## BEGIN INPUT RECORDS

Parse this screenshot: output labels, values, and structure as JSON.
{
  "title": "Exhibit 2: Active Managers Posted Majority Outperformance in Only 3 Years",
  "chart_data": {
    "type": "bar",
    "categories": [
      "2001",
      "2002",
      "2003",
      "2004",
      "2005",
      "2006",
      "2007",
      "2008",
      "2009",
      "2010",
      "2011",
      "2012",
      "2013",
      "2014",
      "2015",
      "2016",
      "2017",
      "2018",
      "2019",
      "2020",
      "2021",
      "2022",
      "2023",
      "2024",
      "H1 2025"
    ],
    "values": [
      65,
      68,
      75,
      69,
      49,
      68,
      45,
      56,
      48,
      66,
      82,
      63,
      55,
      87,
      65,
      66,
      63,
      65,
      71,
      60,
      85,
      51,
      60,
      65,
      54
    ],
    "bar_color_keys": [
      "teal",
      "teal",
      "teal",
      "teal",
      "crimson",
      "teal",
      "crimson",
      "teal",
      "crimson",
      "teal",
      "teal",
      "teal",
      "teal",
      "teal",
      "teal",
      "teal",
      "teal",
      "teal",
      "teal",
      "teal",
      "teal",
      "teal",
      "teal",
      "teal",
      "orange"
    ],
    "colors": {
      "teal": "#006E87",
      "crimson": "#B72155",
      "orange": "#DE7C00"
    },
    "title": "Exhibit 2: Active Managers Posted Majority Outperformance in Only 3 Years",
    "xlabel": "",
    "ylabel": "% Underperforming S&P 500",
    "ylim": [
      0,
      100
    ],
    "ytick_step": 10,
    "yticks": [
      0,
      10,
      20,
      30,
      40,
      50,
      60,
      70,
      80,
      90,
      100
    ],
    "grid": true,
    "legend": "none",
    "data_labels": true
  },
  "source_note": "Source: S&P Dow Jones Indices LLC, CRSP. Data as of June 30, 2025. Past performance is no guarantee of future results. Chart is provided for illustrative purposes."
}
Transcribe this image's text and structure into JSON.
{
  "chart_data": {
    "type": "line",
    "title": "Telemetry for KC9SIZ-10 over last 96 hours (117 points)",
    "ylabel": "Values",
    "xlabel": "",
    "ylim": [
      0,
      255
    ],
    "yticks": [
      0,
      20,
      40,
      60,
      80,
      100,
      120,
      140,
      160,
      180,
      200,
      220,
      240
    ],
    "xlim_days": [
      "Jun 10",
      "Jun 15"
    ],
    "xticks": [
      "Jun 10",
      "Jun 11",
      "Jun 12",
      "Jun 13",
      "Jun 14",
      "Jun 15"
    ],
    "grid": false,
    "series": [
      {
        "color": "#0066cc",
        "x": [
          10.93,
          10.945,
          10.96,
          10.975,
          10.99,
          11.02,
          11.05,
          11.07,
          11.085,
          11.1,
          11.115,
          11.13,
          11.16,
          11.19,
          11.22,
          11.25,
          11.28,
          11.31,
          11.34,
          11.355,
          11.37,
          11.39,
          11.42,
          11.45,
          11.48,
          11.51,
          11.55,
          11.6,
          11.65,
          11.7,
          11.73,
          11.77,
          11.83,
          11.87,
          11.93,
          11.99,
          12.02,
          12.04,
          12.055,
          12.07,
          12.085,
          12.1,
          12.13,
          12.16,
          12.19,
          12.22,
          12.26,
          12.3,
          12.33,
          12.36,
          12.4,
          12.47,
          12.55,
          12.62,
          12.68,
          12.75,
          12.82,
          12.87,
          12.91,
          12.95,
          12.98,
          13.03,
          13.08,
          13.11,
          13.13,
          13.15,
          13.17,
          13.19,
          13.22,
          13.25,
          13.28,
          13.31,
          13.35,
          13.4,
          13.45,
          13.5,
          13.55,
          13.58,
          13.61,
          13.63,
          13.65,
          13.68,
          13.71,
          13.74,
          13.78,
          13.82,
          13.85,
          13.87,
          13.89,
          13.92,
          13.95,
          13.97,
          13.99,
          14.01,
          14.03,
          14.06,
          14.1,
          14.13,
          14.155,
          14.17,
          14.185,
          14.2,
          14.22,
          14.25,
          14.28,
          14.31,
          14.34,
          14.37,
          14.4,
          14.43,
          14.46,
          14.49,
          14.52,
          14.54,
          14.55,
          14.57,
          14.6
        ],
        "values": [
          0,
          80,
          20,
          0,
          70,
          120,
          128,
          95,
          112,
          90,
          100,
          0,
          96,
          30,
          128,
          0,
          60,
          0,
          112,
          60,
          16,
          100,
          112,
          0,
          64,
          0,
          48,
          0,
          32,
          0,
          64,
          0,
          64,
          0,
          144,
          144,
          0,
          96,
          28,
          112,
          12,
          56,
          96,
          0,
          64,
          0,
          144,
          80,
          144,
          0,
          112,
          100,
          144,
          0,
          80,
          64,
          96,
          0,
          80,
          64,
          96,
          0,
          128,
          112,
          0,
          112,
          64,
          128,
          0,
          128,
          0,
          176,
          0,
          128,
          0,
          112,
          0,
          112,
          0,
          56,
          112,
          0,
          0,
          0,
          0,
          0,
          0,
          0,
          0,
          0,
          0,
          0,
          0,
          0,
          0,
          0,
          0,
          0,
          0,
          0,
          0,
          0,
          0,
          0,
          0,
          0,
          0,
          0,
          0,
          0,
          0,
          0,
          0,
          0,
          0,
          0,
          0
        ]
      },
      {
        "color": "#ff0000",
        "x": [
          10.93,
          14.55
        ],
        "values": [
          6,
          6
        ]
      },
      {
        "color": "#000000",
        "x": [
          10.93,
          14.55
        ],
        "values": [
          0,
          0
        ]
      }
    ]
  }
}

## END INPUT RECORDS

Search the preceding listing for "JSON" and extract every line where it is found.

SOLUTION BELOW.
Parse this screenshot: output labels, values, and structure as JSON.
Transcribe this image's text and structure into JSON.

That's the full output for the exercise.